**WORK TO DO:** Copy every line of the data that contains the string "Expected".

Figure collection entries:
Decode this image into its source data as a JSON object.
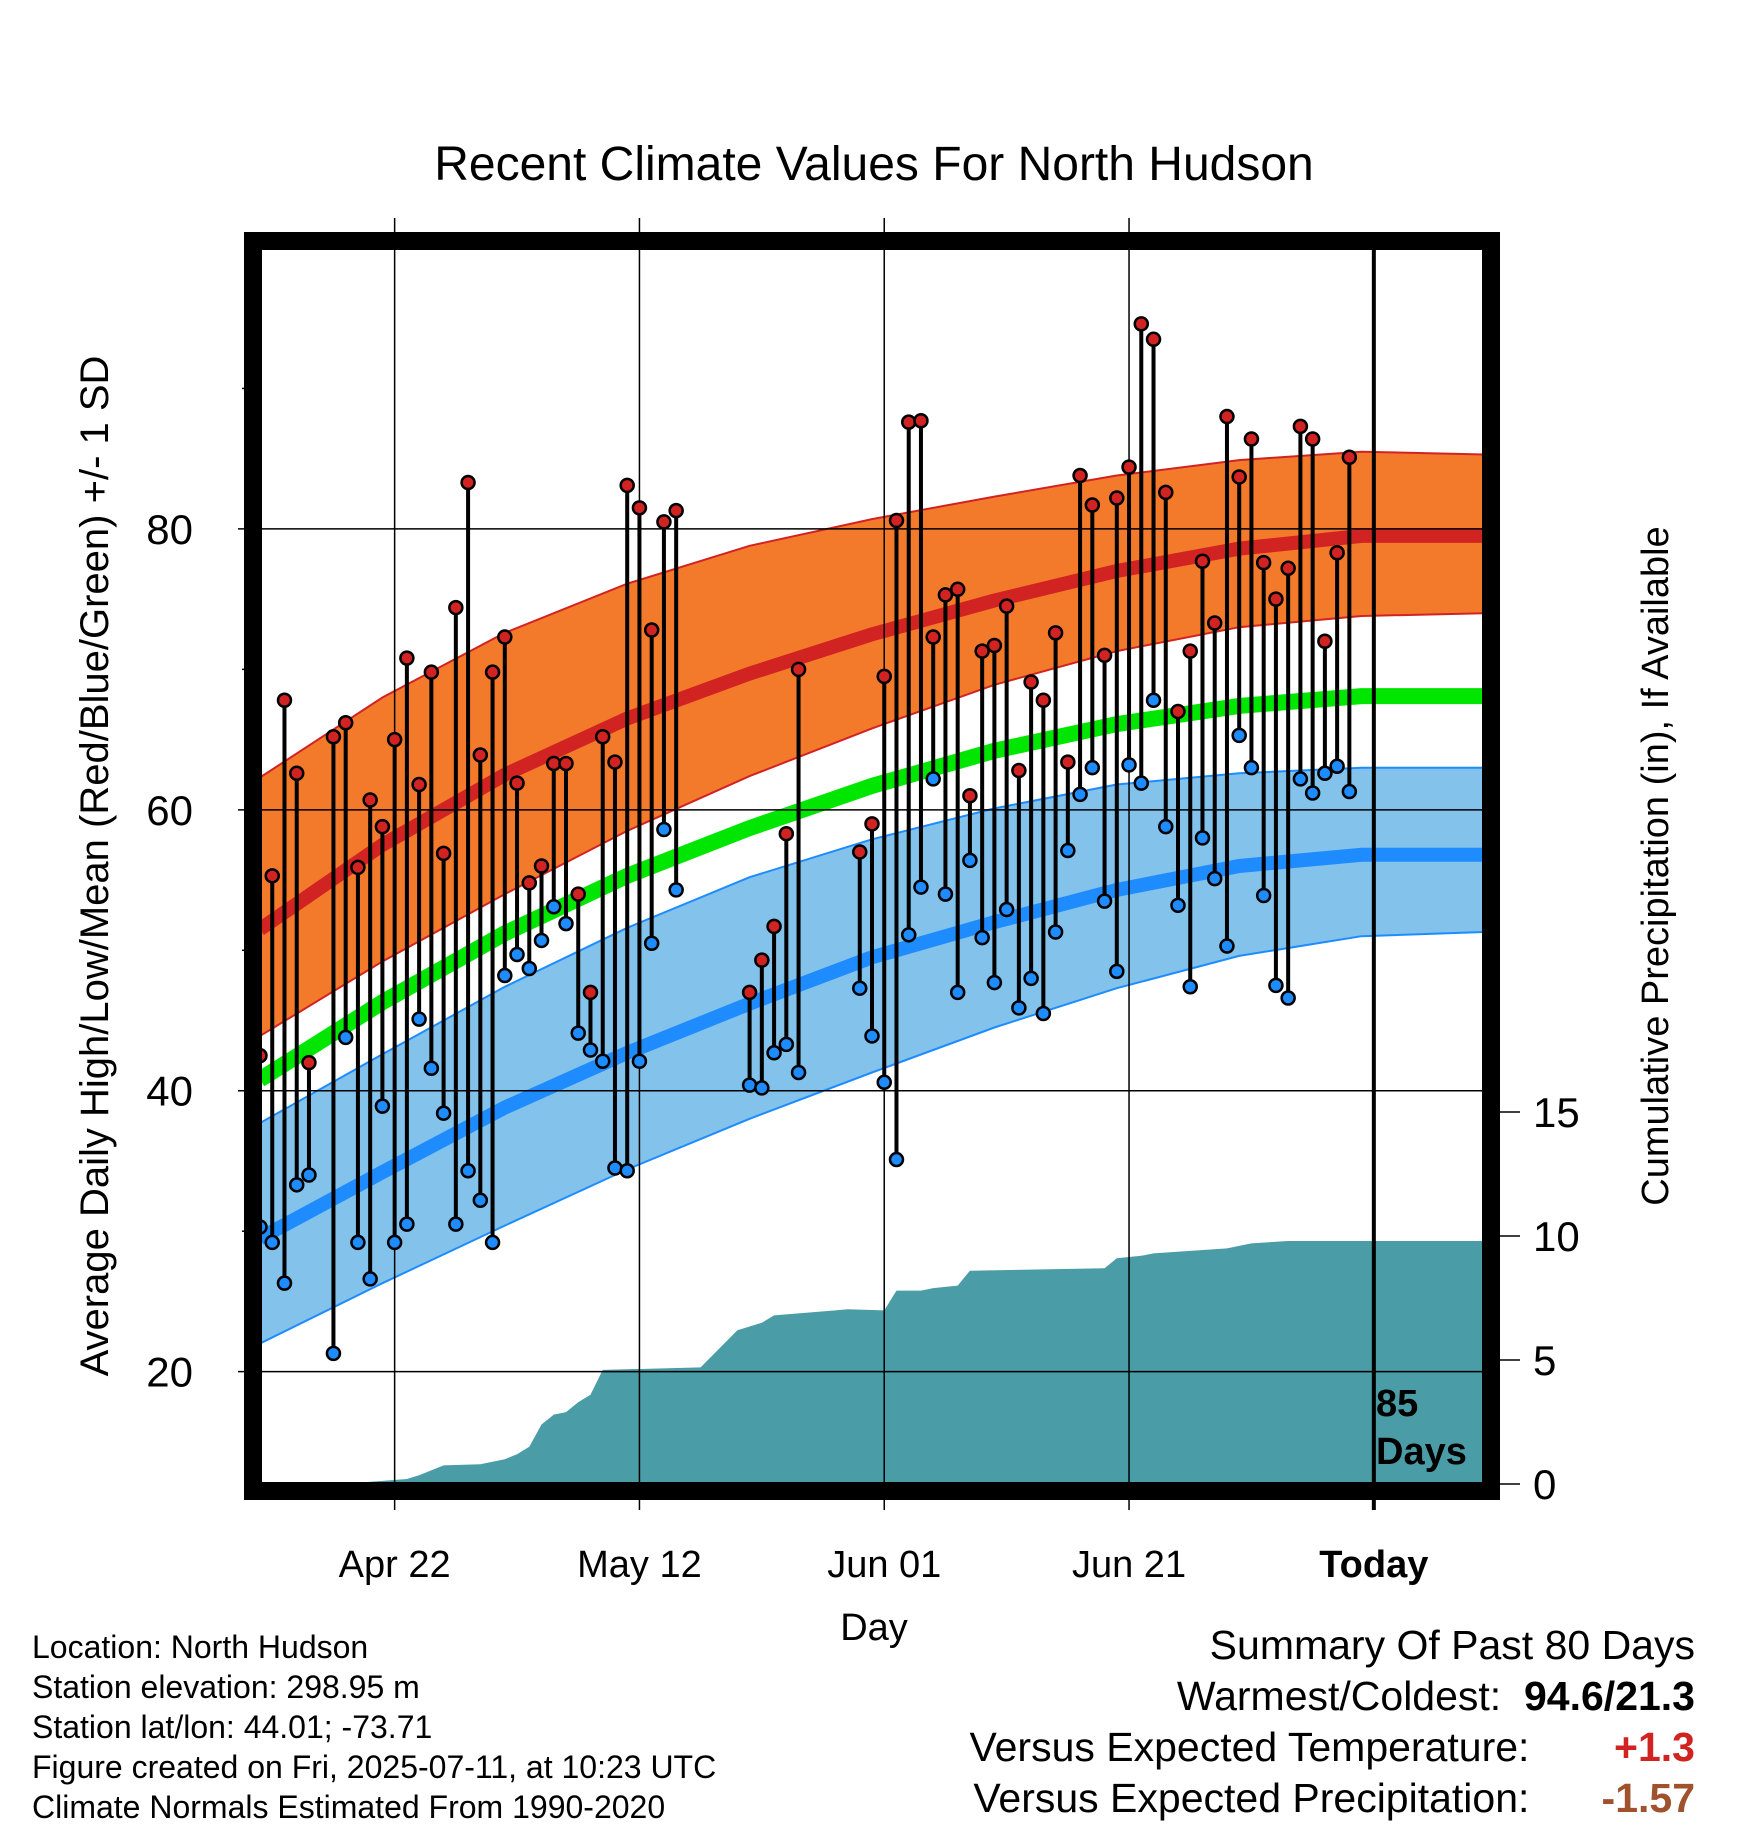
{
  "chart_data": {
    "type": "line",
    "title": "Recent Climate Values For North Hudson",
    "xlabel": "Day",
    "ylabel_left": "Average Daily High/Low/Mean (Red/Blue/Green) +/- 1 SD",
    "ylabel_right": "Cumulative Precipitation (in), If Available",
    "x_tick_labels": [
      "Apr 22",
      "May 12",
      "Jun 01",
      "Jun 21",
      "Today"
    ],
    "x_tick_days": [
      11,
      31,
      51,
      71,
      91
    ],
    "x_range_days": [
      0,
      100
    ],
    "y_left_ticks": [
      "20",
      "40",
      "60",
      "80"
    ],
    "y_left_tick_values": [
      20,
      40,
      60,
      80
    ],
    "y_left_range": [
      12,
      100
    ],
    "y_right_ticks": [
      "0",
      "5",
      "10",
      "15"
    ],
    "y_right_tick_values": [
      0,
      5,
      10,
      15
    ],
    "y_right_range": [
      0,
      50
    ],
    "grid": true,
    "today_annotation": "85\nDays",
    "normals": {
      "day": [
        0,
        10,
        20,
        30,
        40,
        50,
        60,
        70,
        80,
        90,
        100
      ],
      "high_mean": [
        51.5,
        57.5,
        62.5,
        66.5,
        69.7,
        72.5,
        74.9,
        77.0,
        78.6,
        79.5,
        79.5
      ],
      "high_sd_upper": [
        62.3,
        68.0,
        72.6,
        76.1,
        78.8,
        80.7,
        82.3,
        83.8,
        84.9,
        85.5,
        85.3
      ],
      "high_sd_lower": [
        43.9,
        49.2,
        54.0,
        58.5,
        62.4,
        65.8,
        68.9,
        71.3,
        73.0,
        73.8,
        74.0
      ],
      "mean_mean": [
        40.8,
        46.3,
        51.2,
        55.3,
        58.7,
        61.7,
        64.2,
        66.1,
        67.4,
        68.1,
        68.1
      ],
      "low_mean": [
        29.5,
        34.2,
        38.8,
        42.7,
        46.2,
        49.5,
        52.0,
        54.3,
        56.0,
        56.8,
        56.8
      ],
      "low_sd_upper": [
        37.7,
        42.6,
        47.4,
        51.6,
        55.2,
        57.9,
        60.1,
        61.8,
        62.6,
        63.0,
        63.0
      ],
      "low_sd_lower": [
        22.0,
        26.3,
        30.4,
        34.4,
        38.0,
        41.3,
        44.5,
        47.3,
        49.6,
        51.0,
        51.3
      ]
    },
    "observations": [
      {
        "day": 0,
        "high": 42.5,
        "low": 30.3
      },
      {
        "day": 1,
        "high": 55.3,
        "low": 29.2
      },
      {
        "day": 2,
        "high": 67.8,
        "low": 26.3
      },
      {
        "day": 3,
        "high": 62.6,
        "low": 33.3
      },
      {
        "day": 4,
        "high": 42.0,
        "low": 34.0
      },
      {
        "day": 6,
        "high": 65.2,
        "low": 21.3
      },
      {
        "day": 7,
        "high": 66.2,
        "low": 43.8
      },
      {
        "day": 8,
        "high": 55.9,
        "low": 29.2
      },
      {
        "day": 9,
        "high": 60.7,
        "low": 26.6
      },
      {
        "day": 10,
        "high": 58.8,
        "low": 38.9
      },
      {
        "day": 11,
        "high": 65.0,
        "low": 29.2
      },
      {
        "day": 12,
        "high": 70.8,
        "low": 30.5
      },
      {
        "day": 13,
        "high": 61.8,
        "low": 45.1
      },
      {
        "day": 14,
        "high": 69.8,
        "low": 41.6
      },
      {
        "day": 15,
        "high": 56.9,
        "low": 38.4
      },
      {
        "day": 16,
        "high": 74.4,
        "low": 30.5
      },
      {
        "day": 17,
        "high": 83.3,
        "low": 34.3
      },
      {
        "day": 18,
        "high": 63.9,
        "low": 32.2
      },
      {
        "day": 19,
        "high": 69.8,
        "low": 29.2
      },
      {
        "day": 20,
        "high": 72.3,
        "low": 48.2
      },
      {
        "day": 21,
        "high": 61.9,
        "low": 49.7
      },
      {
        "day": 22,
        "high": 54.8,
        "low": 48.7
      },
      {
        "day": 23,
        "high": 56.0,
        "low": 50.7
      },
      {
        "day": 24,
        "high": 63.3,
        "low": 53.1
      },
      {
        "day": 25,
        "high": 63.3,
        "low": 51.9
      },
      {
        "day": 26,
        "high": 54.0,
        "low": 44.1
      },
      {
        "day": 27,
        "high": 47.0,
        "low": 42.9
      },
      {
        "day": 28,
        "high": 65.2,
        "low": 42.1
      },
      {
        "day": 29,
        "high": 63.4,
        "low": 34.5
      },
      {
        "day": 30,
        "high": 83.1,
        "low": 34.3
      },
      {
        "day": 31,
        "high": 81.5,
        "low": 42.1
      },
      {
        "day": 32,
        "high": 72.8,
        "low": 50.5
      },
      {
        "day": 33,
        "high": 80.5,
        "low": 58.6
      },
      {
        "day": 34,
        "high": 81.3,
        "low": 54.3
      },
      {
        "day": 40,
        "high": 47.0,
        "low": 40.4
      },
      {
        "day": 41,
        "high": 49.3,
        "low": 40.2
      },
      {
        "day": 42,
        "high": 51.7,
        "low": 42.7
      },
      {
        "day": 43,
        "high": 58.3,
        "low": 43.3
      },
      {
        "day": 44,
        "high": 70.0,
        "low": 41.3
      },
      {
        "day": 49,
        "high": 57.0,
        "low": 47.3
      },
      {
        "day": 50,
        "high": 59.0,
        "low": 43.9
      },
      {
        "day": 51,
        "high": 69.5,
        "low": 40.6
      },
      {
        "day": 52,
        "high": 80.6,
        "low": 35.1
      },
      {
        "day": 53,
        "high": 87.6,
        "low": 51.1
      },
      {
        "day": 54,
        "high": 87.7,
        "low": 54.5
      },
      {
        "day": 55,
        "high": 72.3,
        "low": 62.2
      },
      {
        "day": 56,
        "high": 75.3,
        "low": 54.0
      },
      {
        "day": 57,
        "high": 75.7,
        "low": 47.0
      },
      {
        "day": 58,
        "high": 61.0,
        "low": 56.4
      },
      {
        "day": 59,
        "high": 71.3,
        "low": 50.9
      },
      {
        "day": 60,
        "high": 71.7,
        "low": 47.7
      },
      {
        "day": 61,
        "high": 74.5,
        "low": 52.9
      },
      {
        "day": 62,
        "high": 62.8,
        "low": 45.9
      },
      {
        "day": 63,
        "high": 69.1,
        "low": 48.0
      },
      {
        "day": 64,
        "high": 67.8,
        "low": 45.5
      },
      {
        "day": 65,
        "high": 72.6,
        "low": 51.3
      },
      {
        "day": 66,
        "high": 63.4,
        "low": 57.1
      },
      {
        "day": 67,
        "high": 83.8,
        "low": 61.1
      },
      {
        "day": 68,
        "high": 81.7,
        "low": 63.0
      },
      {
        "day": 69,
        "high": 71.0,
        "low": 53.5
      },
      {
        "day": 70,
        "high": 82.2,
        "low": 48.5
      },
      {
        "day": 71,
        "high": 84.4,
        "low": 63.2
      },
      {
        "day": 72,
        "high": 94.6,
        "low": 61.9
      },
      {
        "day": 73,
        "high": 93.5,
        "low": 67.8
      },
      {
        "day": 74,
        "high": 82.6,
        "low": 58.8
      },
      {
        "day": 75,
        "high": 67.0,
        "low": 53.2
      },
      {
        "day": 76,
        "high": 71.3,
        "low": 47.4
      },
      {
        "day": 77,
        "high": 77.7,
        "low": 58.0
      },
      {
        "day": 78,
        "high": 73.3,
        "low": 55.1
      },
      {
        "day": 79,
        "high": 88.0,
        "low": 50.3
      },
      {
        "day": 80,
        "high": 83.7,
        "low": 65.3
      },
      {
        "day": 81,
        "high": 86.4,
        "low": 63.0
      },
      {
        "day": 82,
        "high": 77.6,
        "low": 53.9
      },
      {
        "day": 83,
        "high": 75.0,
        "low": 47.5
      },
      {
        "day": 84,
        "high": 77.2,
        "low": 46.6
      },
      {
        "day": 85,
        "high": 87.3,
        "low": 62.2
      },
      {
        "day": 86,
        "high": 86.4,
        "low": 61.2
      },
      {
        "day": 87,
        "high": 72.0,
        "low": 62.6
      },
      {
        "day": 88,
        "high": 78.3,
        "low": 63.1
      },
      {
        "day": 89,
        "high": 85.1,
        "low": 61.3
      }
    ],
    "cumulative_precip": {
      "day": [
        8,
        12,
        13,
        15,
        18,
        20,
        21,
        22,
        23,
        24,
        25,
        26,
        27,
        28,
        36,
        39,
        41,
        42,
        47,
        48,
        51,
        52,
        54,
        55,
        57,
        58,
        69,
        70,
        72,
        73,
        79,
        80,
        81,
        84,
        92,
        100
      ],
      "inches": [
        0.05,
        0.2,
        0.35,
        0.75,
        0.8,
        1.0,
        1.2,
        1.5,
        2.4,
        2.8,
        2.9,
        3.3,
        3.6,
        4.6,
        4.7,
        6.2,
        6.5,
        6.8,
        7.0,
        7.05,
        7.0,
        7.8,
        7.8,
        7.9,
        8.0,
        8.6,
        8.7,
        9.1,
        9.2,
        9.3,
        9.5,
        9.6,
        9.7,
        9.8,
        9.8,
        9.8
      ],
      "cutoff_day": 91
    },
    "colors": {
      "high_band": "#f47a2b",
      "high_line": "#d22323",
      "mean_line": "#00e600",
      "low_band": "#82c2eb",
      "low_line": "#1e8cff",
      "precip_fill": "#4a9ca6",
      "high_marker": "#d22323",
      "low_marker": "#1e8cff"
    }
  },
  "info": {
    "location": "Location: North Hudson",
    "elevation": "Station elevation: 298.95 m",
    "latlon": "Station lat/lon: 44.01; -73.71",
    "created": "Figure created on Fri, 2025-07-11, at 10:23 UTC",
    "normals": "Climate Normals Estimated From 1990-2020"
  },
  "summary": {
    "title": "Summary Of Past 80 Days",
    "warmest_label": "Warmest/Coldest:",
    "warmest_value": "94.6/21.3",
    "temp_label": "Versus Expected Temperature:",
    "temp_value": "+1.3",
    "temp_color": "#d22323",
    "precip_label": "Versus Expected Precipitation:",
    "precip_value": "-1.57",
    "precip_color": "#a0522d"
  }
}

**RIGHT ANSWER:**
    "temp_label": "Versus Expected Temperature:",
    "precip_label": "Versus Expected Precipitation:",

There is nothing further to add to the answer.